AIM:
Repeat every line of the data exactly, but not the pictures.

MATERIAL FOR THE TASK:

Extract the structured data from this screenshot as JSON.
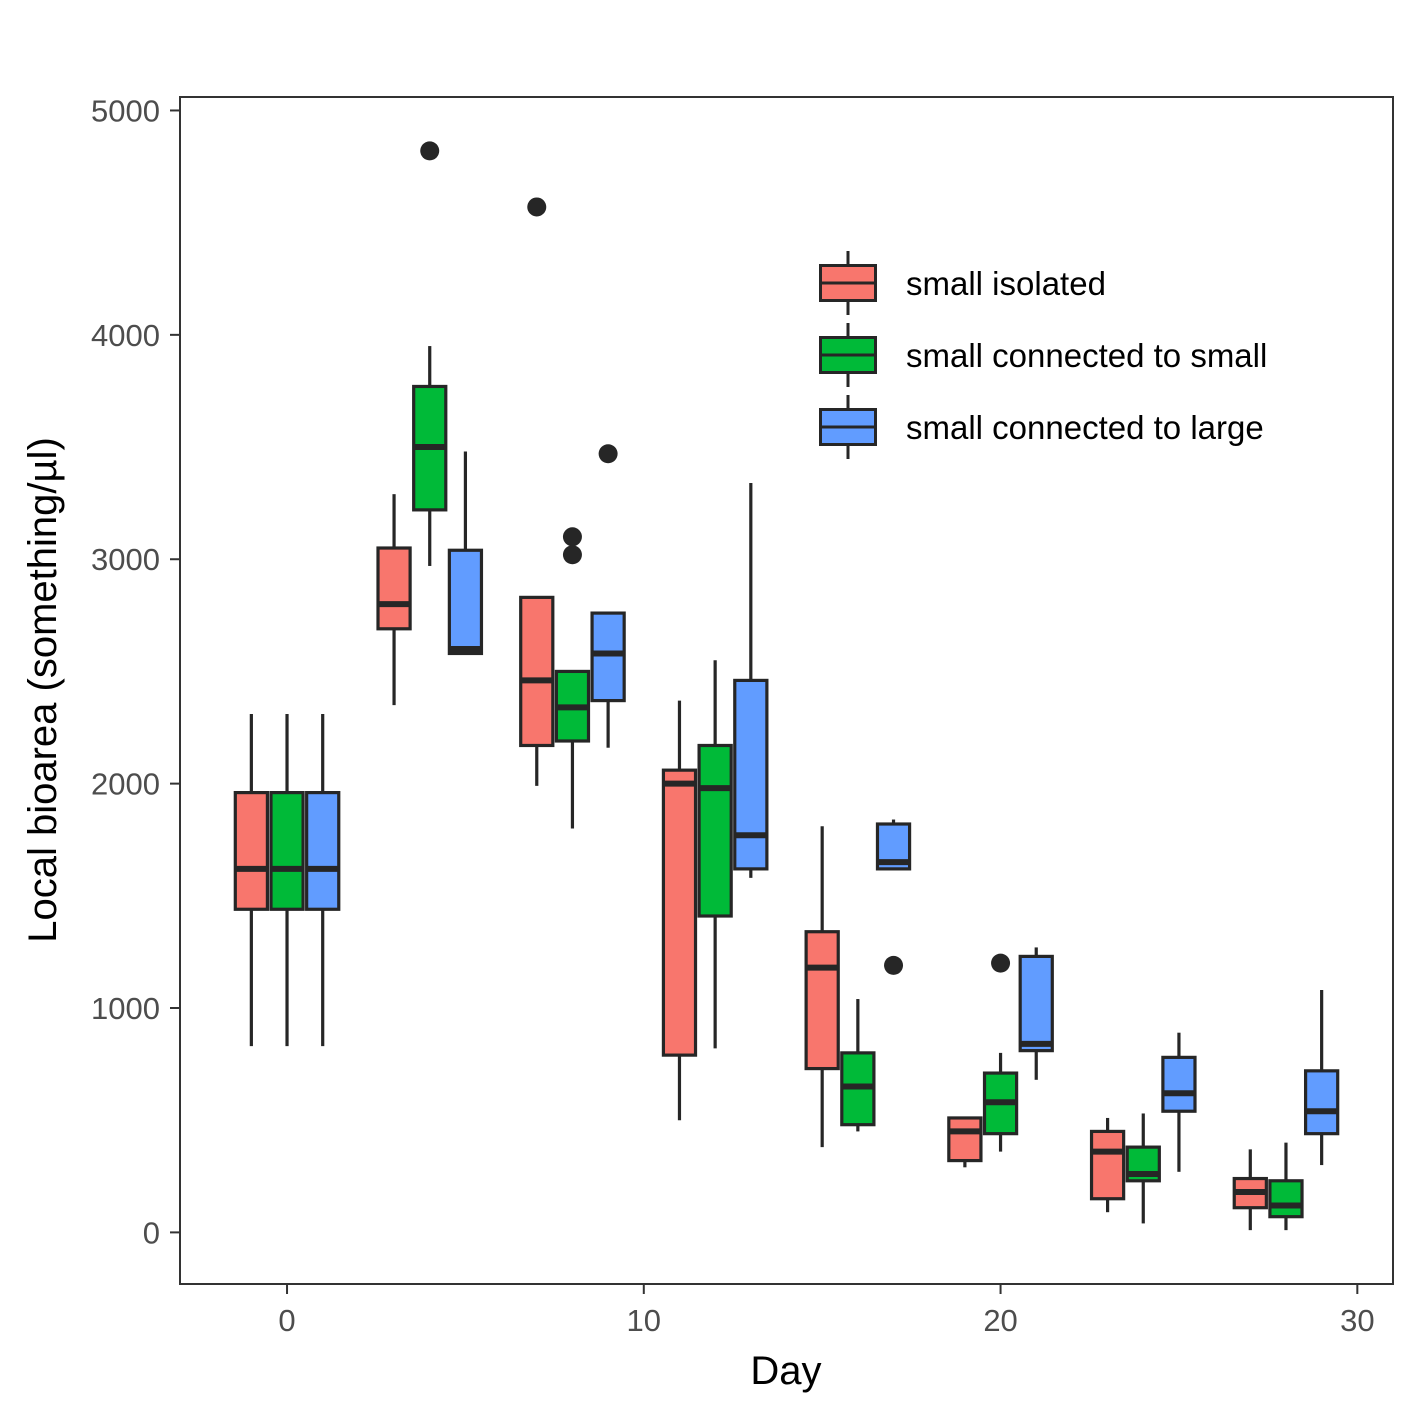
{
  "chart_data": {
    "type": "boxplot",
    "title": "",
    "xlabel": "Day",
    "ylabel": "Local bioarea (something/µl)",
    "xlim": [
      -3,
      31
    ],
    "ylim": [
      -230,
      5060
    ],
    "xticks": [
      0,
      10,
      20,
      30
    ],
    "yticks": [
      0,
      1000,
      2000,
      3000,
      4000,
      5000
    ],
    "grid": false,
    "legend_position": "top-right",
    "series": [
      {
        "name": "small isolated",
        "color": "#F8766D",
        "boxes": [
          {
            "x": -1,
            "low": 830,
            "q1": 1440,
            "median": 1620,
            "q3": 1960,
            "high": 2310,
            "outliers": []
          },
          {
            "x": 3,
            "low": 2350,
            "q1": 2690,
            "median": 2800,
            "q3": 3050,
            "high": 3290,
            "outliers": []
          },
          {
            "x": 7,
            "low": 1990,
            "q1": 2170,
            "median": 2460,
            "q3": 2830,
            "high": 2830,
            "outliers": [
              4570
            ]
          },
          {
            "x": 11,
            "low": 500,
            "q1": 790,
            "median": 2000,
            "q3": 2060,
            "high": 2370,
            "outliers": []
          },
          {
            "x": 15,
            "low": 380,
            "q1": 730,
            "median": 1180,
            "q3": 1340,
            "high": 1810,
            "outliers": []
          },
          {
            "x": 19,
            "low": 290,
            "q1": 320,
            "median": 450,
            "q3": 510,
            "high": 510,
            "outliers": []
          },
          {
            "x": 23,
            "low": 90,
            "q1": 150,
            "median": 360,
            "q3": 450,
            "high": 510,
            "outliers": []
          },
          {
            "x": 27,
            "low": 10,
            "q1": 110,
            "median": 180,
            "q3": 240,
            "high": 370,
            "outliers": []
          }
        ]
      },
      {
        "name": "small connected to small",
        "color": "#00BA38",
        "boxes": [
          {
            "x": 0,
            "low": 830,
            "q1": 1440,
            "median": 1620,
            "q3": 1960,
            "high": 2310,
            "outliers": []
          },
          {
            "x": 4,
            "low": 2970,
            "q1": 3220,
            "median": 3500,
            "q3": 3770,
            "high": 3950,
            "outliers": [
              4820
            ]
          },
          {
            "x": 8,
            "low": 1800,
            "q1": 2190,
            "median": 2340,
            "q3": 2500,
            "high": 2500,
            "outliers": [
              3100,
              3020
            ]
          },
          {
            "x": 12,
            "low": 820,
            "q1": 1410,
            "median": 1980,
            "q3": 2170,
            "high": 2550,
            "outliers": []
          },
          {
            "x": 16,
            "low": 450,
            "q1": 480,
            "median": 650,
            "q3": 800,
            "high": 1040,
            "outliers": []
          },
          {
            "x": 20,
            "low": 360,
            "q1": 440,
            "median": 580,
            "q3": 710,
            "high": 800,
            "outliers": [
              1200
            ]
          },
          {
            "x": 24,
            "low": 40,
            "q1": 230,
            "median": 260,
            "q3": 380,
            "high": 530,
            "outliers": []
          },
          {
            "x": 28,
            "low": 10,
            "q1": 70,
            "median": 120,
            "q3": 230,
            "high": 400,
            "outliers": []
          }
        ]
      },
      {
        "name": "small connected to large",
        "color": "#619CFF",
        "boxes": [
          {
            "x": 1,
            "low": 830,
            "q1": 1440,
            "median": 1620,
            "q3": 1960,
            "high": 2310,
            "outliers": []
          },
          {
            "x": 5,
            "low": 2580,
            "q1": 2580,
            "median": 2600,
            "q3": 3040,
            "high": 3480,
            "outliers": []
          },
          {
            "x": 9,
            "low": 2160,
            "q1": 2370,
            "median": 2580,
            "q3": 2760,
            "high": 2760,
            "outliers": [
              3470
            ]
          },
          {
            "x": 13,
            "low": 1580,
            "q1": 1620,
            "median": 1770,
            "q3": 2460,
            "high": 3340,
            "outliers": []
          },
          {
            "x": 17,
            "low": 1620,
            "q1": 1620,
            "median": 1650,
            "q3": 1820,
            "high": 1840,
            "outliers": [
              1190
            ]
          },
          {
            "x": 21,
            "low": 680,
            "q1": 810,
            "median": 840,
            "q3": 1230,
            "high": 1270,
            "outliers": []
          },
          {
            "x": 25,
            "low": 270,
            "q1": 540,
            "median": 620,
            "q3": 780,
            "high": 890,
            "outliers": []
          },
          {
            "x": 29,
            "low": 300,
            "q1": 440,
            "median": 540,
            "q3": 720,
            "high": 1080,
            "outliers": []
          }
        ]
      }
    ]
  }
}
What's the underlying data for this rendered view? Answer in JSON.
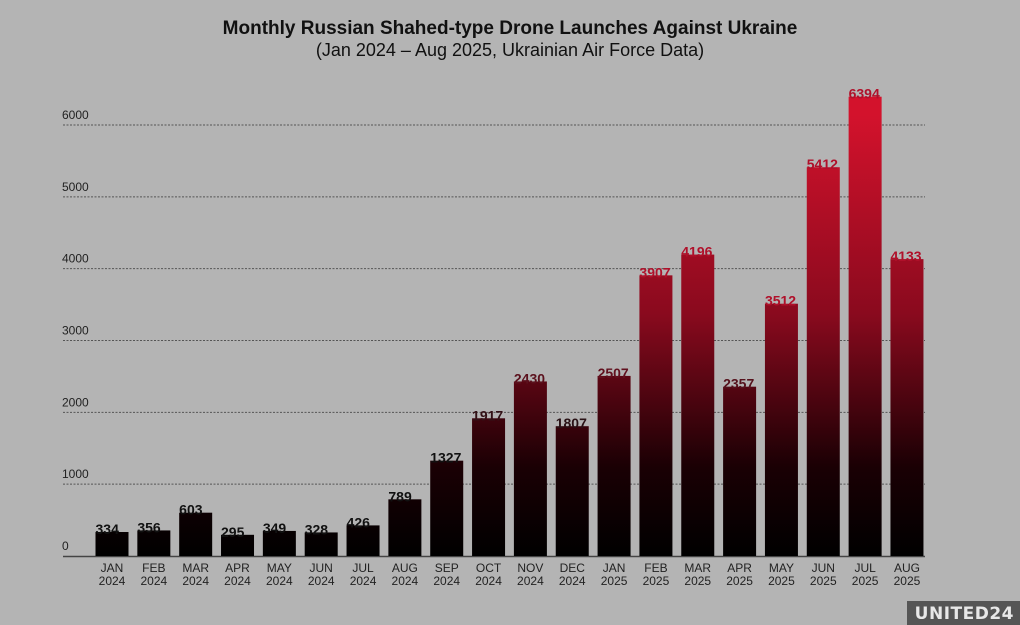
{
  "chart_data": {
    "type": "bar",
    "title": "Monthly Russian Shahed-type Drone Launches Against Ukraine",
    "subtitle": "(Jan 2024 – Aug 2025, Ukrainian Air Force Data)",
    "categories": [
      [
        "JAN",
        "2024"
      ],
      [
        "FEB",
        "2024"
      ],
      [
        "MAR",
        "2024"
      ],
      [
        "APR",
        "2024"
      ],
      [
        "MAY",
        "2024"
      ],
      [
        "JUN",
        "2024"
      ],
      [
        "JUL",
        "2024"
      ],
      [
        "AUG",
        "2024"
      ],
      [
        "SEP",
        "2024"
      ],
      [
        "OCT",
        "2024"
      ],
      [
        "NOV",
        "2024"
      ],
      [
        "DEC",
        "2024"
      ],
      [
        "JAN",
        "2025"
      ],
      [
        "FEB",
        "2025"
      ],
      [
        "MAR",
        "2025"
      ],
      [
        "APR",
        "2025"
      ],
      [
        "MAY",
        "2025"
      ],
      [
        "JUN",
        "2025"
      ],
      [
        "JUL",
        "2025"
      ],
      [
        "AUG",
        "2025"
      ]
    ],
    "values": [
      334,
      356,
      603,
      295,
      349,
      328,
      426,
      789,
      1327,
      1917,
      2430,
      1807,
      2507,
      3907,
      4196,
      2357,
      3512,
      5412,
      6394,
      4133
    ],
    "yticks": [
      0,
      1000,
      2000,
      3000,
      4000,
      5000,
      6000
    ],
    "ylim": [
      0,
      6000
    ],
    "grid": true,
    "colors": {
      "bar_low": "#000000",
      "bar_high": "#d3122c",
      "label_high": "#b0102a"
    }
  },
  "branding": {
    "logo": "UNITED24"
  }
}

EXERCISE RESPONSE:
Extract the structured data from this screenshot as JSON.
{
  "chart_data": {
    "type": "boxplot",
    "title": "",
    "xlabel": "Day",
    "ylabel": "Local bioarea (something/µl)",
    "xlim": [
      -3,
      31
    ],
    "ylim": [
      -230,
      5060
    ],
    "xticks": [
      0,
      10,
      20,
      30
    ],
    "yticks": [
      0,
      1000,
      2000,
      3000,
      4000,
      5000
    ],
    "grid": false,
    "legend_position": "top-right",
    "series": [
      {
        "name": "small isolated",
        "color": "#F8766D",
        "boxes": [
          {
            "x": -1,
            "low": 830,
            "q1": 1440,
            "median": 1620,
            "q3": 1960,
            "high": 2310,
            "outliers": []
          },
          {
            "x": 3,
            "low": 2350,
            "q1": 2690,
            "median": 2800,
            "q3": 3050,
            "high": 3290,
            "outliers": []
          },
          {
            "x": 7,
            "low": 1990,
            "q1": 2170,
            "median": 2460,
            "q3": 2830,
            "high": 2830,
            "outliers": [
              4570
            ]
          },
          {
            "x": 11,
            "low": 500,
            "q1": 790,
            "median": 2000,
            "q3": 2060,
            "high": 2370,
            "outliers": []
          },
          {
            "x": 15,
            "low": 380,
            "q1": 730,
            "median": 1180,
            "q3": 1340,
            "high": 1810,
            "outliers": []
          },
          {
            "x": 19,
            "low": 290,
            "q1": 320,
            "median": 450,
            "q3": 510,
            "high": 510,
            "outliers": []
          },
          {
            "x": 23,
            "low": 90,
            "q1": 150,
            "median": 360,
            "q3": 450,
            "high": 510,
            "outliers": []
          },
          {
            "x": 27,
            "low": 10,
            "q1": 110,
            "median": 180,
            "q3": 240,
            "high": 370,
            "outliers": []
          }
        ]
      },
      {
        "name": "small connected to small",
        "color": "#00BA38",
        "boxes": [
          {
            "x": 0,
            "low": 830,
            "q1": 1440,
            "median": 1620,
            "q3": 1960,
            "high": 2310,
            "outliers": []
          },
          {
            "x": 4,
            "low": 2970,
            "q1": 3220,
            "median": 3500,
            "q3": 3770,
            "high": 3950,
            "outliers": [
              4820
            ]
          },
          {
            "x": 8,
            "low": 1800,
            "q1": 2190,
            "median": 2340,
            "q3": 2500,
            "high": 2500,
            "outliers": [
              3100,
              3020
            ]
          },
          {
            "x": 12,
            "low": 820,
            "q1": 1410,
            "median": 1980,
            "q3": 2170,
            "high": 2550,
            "outliers": []
          },
          {
            "x": 16,
            "low": 450,
            "q1": 480,
            "median": 650,
            "q3": 800,
            "high": 1040,
            "outliers": []
          },
          {
            "x": 20,
            "low": 360,
            "q1": 440,
            "median": 580,
            "q3": 710,
            "high": 800,
            "outliers": [
              1200
            ]
          },
          {
            "x": 24,
            "low": 40,
            "q1": 230,
            "median": 260,
            "q3": 380,
            "high": 530,
            "outliers": []
          },
          {
            "x": 28,
            "low": 10,
            "q1": 70,
            "median": 120,
            "q3": 230,
            "high": 400,
            "outliers": []
          }
        ]
      },
      {
        "name": "small connected to large",
        "color": "#619CFF",
        "boxes": [
          {
            "x": 1,
            "low": 830,
            "q1": 1440,
            "median": 1620,
            "q3": 1960,
            "high": 2310,
            "outliers": []
          },
          {
            "x": 5,
            "low": 2580,
            "q1": 2580,
            "median": 2600,
            "q3": 3040,
            "high": 3480,
            "outliers": []
          },
          {
            "x": 9,
            "low": 2160,
            "q1": 2370,
            "median": 2580,
            "q3": 2760,
            "high": 2760,
            "outliers": [
              3470
            ]
          },
          {
            "x": 13,
            "low": 1580,
            "q1": 1620,
            "median": 1770,
            "q3": 2460,
            "high": 3340,
            "outliers": []
          },
          {
            "x": 17,
            "low": 1620,
            "q1": 1620,
            "median": 1650,
            "q3": 1820,
            "high": 1840,
            "outliers": [
              1190
            ]
          },
          {
            "x": 21,
            "low": 680,
            "q1": 810,
            "median": 840,
            "q3": 1230,
            "high": 1270,
            "outliers": []
          },
          {
            "x": 25,
            "low": 270,
            "q1": 540,
            "median": 620,
            "q3": 780,
            "high": 890,
            "outliers": []
          },
          {
            "x": 29,
            "low": 300,
            "q1": 440,
            "median": 540,
            "q3": 720,
            "high": 1080,
            "outliers": []
          }
        ]
      }
    ]
  }
}
What's the underlying data for this rendered view? Answer in JSON.
{
  "chart_data": {
    "type": "bar",
    "title": "Monthly Russian Shahed-type Drone Launches Against Ukraine",
    "subtitle": "(Jan 2024 – Aug 2025, Ukrainian Air Force Data)",
    "categories": [
      [
        "JAN",
        "2024"
      ],
      [
        "FEB",
        "2024"
      ],
      [
        "MAR",
        "2024"
      ],
      [
        "APR",
        "2024"
      ],
      [
        "MAY",
        "2024"
      ],
      [
        "JUN",
        "2024"
      ],
      [
        "JUL",
        "2024"
      ],
      [
        "AUG",
        "2024"
      ],
      [
        "SEP",
        "2024"
      ],
      [
        "OCT",
        "2024"
      ],
      [
        "NOV",
        "2024"
      ],
      [
        "DEC",
        "2024"
      ],
      [
        "JAN",
        "2025"
      ],
      [
        "FEB",
        "2025"
      ],
      [
        "MAR",
        "2025"
      ],
      [
        "APR",
        "2025"
      ],
      [
        "MAY",
        "2025"
      ],
      [
        "JUN",
        "2025"
      ],
      [
        "JUL",
        "2025"
      ],
      [
        "AUG",
        "2025"
      ]
    ],
    "values": [
      334,
      356,
      603,
      295,
      349,
      328,
      426,
      789,
      1327,
      1917,
      2430,
      1807,
      2507,
      3907,
      4196,
      2357,
      3512,
      5412,
      6394,
      4133
    ],
    "yticks": [
      0,
      1000,
      2000,
      3000,
      4000,
      5000,
      6000
    ],
    "ylim": [
      0,
      6000
    ],
    "grid": true,
    "colors": {
      "bar_low": "#000000",
      "bar_high": "#d3122c",
      "label_high": "#b0102a"
    }
  },
  "branding": {
    "logo": "UNITED24"
  }
}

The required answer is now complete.